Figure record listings
____________________

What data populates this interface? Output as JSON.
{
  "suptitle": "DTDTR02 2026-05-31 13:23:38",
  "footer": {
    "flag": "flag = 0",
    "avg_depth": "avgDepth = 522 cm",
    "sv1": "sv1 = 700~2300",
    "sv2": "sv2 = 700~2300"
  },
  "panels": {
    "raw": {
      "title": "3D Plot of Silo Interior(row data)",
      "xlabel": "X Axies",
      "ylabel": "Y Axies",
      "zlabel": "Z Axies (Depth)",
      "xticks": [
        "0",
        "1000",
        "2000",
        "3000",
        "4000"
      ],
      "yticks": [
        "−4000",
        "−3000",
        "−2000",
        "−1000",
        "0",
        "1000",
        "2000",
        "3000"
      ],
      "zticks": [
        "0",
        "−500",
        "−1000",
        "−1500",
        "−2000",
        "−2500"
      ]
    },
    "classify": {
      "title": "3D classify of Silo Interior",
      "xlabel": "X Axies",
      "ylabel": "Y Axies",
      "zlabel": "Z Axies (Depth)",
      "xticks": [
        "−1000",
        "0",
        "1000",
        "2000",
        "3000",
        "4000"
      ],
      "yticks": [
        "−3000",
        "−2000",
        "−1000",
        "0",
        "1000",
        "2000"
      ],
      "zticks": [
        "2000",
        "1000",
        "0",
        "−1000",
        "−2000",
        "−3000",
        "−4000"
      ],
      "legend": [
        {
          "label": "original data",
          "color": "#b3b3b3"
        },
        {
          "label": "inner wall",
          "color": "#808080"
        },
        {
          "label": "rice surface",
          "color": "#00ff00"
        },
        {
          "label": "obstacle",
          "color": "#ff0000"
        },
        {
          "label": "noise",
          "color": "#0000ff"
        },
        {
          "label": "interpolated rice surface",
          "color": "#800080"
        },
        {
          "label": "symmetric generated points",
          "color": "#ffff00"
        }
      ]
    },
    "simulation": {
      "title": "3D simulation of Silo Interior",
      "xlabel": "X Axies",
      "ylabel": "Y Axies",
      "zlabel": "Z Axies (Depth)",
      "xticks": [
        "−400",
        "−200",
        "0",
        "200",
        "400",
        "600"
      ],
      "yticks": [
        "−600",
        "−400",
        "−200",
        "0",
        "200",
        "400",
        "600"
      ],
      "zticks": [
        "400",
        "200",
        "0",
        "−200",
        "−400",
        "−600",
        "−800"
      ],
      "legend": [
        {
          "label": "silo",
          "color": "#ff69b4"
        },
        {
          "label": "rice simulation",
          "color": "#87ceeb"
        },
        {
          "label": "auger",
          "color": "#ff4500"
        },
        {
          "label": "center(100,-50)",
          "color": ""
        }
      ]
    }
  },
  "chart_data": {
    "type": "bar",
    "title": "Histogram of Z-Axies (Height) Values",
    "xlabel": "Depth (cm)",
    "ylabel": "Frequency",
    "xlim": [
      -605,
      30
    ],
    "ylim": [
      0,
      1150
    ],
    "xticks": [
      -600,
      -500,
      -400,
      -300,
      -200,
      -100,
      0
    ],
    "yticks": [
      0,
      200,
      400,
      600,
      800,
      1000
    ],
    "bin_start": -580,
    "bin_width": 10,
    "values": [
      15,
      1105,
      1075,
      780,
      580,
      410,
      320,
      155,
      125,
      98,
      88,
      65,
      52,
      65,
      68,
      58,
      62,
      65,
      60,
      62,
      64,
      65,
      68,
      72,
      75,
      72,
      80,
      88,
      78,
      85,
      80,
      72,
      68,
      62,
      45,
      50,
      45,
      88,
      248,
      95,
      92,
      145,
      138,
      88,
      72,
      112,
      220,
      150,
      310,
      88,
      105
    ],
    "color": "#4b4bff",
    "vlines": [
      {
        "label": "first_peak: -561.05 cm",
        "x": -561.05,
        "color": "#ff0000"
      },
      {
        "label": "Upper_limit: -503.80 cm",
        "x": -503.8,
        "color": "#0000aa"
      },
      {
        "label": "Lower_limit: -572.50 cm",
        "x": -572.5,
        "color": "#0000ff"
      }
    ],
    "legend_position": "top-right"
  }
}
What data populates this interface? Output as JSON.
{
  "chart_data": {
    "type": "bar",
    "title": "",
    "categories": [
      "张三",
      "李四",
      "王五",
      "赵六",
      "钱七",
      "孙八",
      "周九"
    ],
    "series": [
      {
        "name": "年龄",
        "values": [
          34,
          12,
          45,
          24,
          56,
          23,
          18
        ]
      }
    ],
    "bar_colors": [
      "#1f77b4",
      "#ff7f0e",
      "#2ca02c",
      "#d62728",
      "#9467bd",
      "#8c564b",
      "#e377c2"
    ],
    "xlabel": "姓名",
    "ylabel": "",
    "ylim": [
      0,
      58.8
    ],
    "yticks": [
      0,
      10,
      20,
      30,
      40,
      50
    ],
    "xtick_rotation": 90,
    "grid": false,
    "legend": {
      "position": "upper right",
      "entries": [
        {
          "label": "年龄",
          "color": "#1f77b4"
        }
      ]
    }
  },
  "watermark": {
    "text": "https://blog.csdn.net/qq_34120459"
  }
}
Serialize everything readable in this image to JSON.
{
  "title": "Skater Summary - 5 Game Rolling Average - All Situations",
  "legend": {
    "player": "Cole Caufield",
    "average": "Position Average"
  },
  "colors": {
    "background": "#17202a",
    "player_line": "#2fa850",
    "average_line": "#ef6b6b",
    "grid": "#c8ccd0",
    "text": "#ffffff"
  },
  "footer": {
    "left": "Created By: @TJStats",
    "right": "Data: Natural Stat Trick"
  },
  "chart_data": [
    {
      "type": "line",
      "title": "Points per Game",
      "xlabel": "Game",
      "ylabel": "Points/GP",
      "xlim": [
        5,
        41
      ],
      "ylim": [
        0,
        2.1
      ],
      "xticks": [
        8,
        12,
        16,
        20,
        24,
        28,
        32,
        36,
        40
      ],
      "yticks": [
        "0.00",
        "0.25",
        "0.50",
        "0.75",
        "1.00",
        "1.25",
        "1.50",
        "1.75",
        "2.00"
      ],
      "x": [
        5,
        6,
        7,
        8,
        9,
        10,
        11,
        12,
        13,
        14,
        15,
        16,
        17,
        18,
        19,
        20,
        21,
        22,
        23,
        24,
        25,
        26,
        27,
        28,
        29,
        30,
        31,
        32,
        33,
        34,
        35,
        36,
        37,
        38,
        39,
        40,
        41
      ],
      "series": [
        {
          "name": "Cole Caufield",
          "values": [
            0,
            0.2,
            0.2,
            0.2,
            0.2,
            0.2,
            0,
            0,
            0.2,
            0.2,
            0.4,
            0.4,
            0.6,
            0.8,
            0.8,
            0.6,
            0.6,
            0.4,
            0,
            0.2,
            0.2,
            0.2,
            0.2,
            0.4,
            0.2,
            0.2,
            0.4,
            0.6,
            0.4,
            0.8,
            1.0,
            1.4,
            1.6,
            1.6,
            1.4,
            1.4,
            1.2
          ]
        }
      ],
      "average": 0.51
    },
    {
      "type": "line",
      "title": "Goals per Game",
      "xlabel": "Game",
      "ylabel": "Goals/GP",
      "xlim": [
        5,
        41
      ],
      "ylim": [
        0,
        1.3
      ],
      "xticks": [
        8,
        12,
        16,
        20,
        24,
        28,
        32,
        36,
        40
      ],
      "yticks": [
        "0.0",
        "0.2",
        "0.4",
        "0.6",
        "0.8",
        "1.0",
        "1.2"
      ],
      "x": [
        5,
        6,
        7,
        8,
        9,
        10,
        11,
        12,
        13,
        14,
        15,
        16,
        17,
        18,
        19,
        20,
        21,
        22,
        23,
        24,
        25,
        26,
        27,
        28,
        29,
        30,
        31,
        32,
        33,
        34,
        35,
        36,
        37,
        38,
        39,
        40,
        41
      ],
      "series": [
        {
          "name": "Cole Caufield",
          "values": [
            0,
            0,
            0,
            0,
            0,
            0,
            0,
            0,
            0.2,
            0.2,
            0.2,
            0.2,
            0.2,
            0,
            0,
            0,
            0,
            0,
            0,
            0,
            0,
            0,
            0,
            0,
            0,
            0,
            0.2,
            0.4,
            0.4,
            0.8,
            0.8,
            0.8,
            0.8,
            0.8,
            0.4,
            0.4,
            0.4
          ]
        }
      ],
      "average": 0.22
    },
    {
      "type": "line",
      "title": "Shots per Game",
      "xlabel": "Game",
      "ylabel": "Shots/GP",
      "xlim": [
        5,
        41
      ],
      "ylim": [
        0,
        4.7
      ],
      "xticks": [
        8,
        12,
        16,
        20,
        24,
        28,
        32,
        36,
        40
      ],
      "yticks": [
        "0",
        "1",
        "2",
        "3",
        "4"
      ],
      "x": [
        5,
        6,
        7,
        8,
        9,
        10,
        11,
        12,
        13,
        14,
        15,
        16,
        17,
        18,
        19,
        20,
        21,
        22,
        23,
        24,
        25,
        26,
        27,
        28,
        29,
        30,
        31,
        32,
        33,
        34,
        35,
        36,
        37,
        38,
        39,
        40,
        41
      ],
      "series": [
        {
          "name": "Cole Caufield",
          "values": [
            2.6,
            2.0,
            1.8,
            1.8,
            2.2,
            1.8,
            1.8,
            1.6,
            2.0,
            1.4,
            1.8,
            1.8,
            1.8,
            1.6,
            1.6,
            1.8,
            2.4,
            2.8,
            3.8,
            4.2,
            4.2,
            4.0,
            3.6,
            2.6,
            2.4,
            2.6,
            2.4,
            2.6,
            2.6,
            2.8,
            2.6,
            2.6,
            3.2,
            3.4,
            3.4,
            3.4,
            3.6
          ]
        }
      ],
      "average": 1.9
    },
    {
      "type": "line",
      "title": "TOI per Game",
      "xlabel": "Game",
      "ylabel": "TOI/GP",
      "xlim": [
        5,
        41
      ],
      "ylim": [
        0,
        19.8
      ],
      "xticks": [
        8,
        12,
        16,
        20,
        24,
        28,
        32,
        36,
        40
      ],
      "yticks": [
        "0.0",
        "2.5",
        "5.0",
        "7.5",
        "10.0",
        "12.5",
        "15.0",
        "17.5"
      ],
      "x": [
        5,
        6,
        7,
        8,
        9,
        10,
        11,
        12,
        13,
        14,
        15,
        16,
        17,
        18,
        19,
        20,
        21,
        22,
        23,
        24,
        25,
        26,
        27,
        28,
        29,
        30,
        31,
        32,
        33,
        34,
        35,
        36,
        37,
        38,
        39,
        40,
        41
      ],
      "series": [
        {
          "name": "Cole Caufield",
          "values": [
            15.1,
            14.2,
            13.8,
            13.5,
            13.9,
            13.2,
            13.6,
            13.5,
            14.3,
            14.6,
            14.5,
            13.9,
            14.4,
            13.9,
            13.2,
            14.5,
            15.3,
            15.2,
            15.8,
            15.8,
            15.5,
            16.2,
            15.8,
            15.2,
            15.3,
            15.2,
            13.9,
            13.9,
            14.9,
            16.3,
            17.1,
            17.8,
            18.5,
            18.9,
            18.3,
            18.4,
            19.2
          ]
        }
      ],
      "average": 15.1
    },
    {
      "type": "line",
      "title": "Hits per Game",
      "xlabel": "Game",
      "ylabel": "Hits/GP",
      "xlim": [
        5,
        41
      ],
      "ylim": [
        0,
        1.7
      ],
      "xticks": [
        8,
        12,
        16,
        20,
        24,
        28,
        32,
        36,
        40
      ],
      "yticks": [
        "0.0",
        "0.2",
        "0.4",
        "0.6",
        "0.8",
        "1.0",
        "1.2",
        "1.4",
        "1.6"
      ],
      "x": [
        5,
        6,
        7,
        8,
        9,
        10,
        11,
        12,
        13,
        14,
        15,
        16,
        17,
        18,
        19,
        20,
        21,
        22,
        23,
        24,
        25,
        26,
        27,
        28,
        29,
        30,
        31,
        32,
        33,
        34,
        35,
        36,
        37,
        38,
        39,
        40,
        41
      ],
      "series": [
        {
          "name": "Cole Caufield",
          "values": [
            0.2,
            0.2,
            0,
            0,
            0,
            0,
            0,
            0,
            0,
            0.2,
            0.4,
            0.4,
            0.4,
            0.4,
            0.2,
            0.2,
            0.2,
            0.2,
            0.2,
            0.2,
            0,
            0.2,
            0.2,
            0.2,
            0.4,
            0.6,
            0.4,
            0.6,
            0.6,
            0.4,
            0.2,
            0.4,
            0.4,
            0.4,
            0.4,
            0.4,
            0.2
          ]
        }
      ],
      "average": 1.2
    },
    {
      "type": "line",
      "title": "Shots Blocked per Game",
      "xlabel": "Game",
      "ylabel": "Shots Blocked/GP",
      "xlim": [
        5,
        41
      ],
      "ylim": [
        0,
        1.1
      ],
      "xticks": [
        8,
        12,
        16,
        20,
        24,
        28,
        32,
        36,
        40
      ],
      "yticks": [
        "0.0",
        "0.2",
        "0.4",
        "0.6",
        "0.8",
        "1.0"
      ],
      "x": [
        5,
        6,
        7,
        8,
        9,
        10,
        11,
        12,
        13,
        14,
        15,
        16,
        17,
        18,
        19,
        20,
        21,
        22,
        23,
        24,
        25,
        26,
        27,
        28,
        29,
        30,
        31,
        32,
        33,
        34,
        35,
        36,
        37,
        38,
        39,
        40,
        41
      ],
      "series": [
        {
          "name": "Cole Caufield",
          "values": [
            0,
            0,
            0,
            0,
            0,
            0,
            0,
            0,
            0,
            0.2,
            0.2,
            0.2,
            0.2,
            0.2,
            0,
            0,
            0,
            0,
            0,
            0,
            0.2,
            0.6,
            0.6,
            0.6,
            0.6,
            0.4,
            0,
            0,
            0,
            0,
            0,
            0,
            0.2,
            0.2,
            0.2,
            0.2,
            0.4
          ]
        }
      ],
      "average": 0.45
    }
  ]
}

____________________

# What the exercise asks
Extract every line above containing the word "classify".

# Correct result
    "classify": {
      "title": "3D classify of Silo Interior",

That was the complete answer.